BRIEF:
Across the entries, how many lines have the string "first" in them? Reply with only a number.
--- START OF DATA ENTRIES ---
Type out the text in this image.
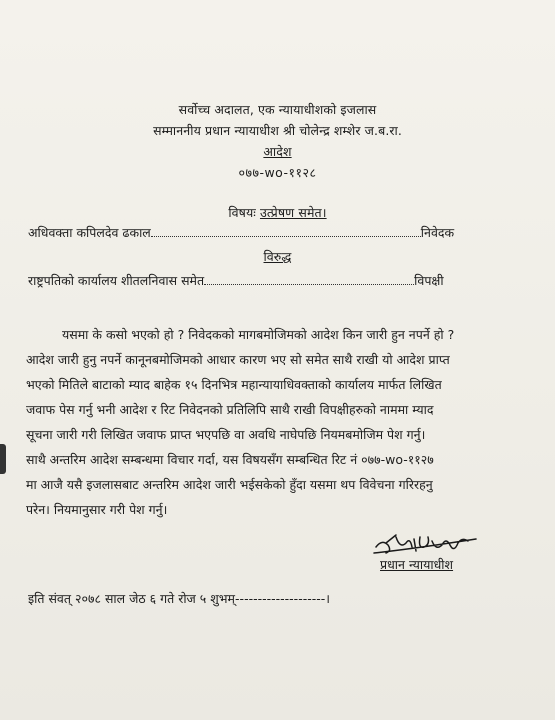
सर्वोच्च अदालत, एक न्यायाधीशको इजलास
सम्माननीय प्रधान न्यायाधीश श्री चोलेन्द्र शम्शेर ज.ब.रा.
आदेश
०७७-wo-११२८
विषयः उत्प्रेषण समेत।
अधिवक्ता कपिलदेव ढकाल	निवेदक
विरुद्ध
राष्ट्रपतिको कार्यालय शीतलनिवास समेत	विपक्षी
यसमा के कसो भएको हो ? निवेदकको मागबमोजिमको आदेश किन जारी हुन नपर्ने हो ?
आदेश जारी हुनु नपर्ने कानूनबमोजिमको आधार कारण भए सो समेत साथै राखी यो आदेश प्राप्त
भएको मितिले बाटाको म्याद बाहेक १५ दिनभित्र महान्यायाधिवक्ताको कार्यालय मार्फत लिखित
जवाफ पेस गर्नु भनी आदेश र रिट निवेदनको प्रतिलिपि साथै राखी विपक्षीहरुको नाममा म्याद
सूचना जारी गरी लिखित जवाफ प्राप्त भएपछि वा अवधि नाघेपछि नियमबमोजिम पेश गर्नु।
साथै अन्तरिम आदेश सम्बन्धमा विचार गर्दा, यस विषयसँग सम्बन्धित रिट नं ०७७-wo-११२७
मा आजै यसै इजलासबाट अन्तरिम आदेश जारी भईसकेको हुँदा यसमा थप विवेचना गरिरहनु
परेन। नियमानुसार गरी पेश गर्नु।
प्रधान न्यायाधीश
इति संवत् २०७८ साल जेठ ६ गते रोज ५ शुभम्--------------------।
--- END OF DATA ENTRIES ---
--- START OF DATA ENTRIES ---
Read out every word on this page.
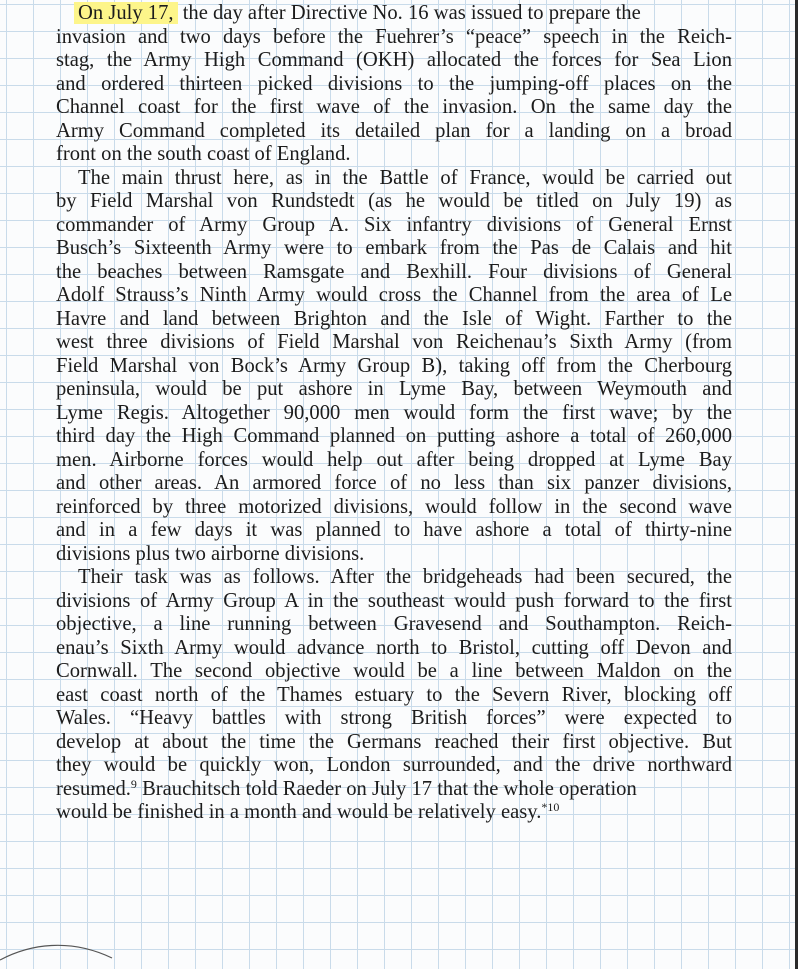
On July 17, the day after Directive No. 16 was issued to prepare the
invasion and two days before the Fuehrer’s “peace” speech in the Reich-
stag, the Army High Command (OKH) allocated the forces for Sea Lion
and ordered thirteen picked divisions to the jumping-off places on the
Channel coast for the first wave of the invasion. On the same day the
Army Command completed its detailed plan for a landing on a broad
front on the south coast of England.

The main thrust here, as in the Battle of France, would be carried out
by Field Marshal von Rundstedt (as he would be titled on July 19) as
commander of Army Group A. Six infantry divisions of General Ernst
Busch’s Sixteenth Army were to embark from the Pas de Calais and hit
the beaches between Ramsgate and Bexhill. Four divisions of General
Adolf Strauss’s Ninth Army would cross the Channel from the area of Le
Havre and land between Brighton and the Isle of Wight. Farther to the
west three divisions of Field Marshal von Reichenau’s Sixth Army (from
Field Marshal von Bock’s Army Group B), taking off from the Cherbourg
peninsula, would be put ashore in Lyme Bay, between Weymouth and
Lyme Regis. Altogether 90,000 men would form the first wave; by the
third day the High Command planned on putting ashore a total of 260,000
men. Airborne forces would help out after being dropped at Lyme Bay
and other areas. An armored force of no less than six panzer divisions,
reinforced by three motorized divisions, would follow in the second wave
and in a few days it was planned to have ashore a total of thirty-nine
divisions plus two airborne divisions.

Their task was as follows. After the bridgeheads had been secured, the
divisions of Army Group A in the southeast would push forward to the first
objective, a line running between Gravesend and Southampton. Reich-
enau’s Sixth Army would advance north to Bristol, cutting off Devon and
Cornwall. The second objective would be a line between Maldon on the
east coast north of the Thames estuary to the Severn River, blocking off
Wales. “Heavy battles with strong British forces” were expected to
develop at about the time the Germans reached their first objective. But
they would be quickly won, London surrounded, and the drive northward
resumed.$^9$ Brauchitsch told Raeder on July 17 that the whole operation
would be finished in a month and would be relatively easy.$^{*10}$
--- END OF DATA ENTRIES ---
ANSWER FOR THE TASK:
4